====== Extracted entries ======
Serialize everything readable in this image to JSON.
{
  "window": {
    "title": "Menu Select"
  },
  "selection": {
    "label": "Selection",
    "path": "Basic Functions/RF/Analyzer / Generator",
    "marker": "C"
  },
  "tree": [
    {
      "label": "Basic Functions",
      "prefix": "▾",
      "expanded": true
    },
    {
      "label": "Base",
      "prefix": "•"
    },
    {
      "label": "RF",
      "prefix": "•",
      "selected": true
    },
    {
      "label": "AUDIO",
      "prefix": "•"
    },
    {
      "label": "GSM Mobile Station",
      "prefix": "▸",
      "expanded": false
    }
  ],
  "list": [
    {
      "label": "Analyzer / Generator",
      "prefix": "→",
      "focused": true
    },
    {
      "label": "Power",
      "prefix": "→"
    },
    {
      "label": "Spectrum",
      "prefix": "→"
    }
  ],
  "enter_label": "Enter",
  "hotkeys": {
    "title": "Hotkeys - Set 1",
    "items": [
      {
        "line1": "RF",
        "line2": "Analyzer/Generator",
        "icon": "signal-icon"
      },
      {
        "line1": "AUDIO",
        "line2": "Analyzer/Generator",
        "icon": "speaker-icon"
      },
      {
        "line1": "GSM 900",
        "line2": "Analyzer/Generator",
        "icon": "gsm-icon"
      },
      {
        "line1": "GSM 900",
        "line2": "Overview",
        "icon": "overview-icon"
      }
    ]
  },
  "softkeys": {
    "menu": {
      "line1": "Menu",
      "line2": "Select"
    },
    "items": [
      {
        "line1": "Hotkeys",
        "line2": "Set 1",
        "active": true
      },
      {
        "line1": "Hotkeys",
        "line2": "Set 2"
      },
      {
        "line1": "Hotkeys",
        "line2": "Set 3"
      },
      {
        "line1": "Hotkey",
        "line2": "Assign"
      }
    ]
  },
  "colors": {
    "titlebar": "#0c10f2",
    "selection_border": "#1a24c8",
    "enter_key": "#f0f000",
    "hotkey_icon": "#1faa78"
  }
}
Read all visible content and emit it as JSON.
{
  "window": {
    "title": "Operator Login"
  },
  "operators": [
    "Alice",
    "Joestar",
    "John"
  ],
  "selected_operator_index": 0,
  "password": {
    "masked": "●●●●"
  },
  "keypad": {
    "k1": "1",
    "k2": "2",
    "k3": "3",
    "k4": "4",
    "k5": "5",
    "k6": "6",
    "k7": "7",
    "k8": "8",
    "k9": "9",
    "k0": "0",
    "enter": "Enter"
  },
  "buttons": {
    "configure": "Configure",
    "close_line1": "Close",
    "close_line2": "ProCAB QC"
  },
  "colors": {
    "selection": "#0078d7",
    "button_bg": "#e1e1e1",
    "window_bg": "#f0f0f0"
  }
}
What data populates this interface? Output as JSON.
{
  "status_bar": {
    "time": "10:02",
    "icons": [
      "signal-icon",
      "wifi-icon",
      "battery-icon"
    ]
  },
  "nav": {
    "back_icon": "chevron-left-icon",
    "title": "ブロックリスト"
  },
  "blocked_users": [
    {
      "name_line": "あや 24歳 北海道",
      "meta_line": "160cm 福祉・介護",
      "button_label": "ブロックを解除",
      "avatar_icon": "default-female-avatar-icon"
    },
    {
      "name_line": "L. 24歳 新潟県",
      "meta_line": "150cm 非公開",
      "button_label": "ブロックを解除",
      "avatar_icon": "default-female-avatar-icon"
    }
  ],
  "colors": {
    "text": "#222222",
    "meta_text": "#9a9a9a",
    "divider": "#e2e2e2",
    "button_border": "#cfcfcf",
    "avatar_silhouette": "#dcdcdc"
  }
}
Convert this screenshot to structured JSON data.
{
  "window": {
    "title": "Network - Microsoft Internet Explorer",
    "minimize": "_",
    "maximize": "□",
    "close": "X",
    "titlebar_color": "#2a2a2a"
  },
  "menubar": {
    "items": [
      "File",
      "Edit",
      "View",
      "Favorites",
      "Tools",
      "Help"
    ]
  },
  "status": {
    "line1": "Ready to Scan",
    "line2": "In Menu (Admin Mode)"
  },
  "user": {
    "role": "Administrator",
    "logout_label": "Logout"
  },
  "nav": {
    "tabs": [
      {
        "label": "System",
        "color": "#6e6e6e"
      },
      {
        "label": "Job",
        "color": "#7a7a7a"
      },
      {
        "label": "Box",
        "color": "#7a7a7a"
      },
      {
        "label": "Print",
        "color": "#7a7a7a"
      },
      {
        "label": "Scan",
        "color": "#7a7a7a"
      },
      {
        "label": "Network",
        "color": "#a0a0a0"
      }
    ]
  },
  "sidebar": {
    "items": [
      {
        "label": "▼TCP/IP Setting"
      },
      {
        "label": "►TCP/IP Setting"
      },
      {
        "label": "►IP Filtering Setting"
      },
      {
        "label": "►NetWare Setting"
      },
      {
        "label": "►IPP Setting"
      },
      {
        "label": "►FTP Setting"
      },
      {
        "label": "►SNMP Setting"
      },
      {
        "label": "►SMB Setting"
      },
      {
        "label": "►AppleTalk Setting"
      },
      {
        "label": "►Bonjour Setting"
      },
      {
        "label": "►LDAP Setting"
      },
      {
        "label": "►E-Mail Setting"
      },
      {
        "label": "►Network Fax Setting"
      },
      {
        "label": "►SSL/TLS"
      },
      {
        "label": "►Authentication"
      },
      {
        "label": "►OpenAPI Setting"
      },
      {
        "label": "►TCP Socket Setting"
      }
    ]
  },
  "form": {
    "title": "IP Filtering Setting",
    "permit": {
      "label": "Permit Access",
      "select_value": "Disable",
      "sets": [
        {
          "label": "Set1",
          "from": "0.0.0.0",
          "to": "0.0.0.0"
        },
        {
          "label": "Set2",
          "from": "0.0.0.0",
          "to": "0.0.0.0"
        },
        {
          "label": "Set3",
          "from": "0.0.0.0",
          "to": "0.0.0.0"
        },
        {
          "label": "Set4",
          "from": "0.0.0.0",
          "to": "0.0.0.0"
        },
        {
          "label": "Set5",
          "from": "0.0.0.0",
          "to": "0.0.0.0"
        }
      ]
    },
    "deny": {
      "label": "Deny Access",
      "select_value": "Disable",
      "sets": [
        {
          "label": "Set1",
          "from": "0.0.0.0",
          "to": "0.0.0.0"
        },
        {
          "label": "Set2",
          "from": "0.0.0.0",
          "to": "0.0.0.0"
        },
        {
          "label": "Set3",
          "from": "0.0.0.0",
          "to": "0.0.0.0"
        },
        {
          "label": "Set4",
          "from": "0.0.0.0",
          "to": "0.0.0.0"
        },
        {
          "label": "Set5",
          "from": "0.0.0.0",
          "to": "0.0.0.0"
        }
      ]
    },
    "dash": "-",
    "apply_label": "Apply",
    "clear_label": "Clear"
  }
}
======
→ **Problem statement**
Look through the material and copy each line that has "Functions".

→ **Task answer**
    "path": "Basic Functions/RF/Analyzer / Generator",
      "label": "Basic Functions",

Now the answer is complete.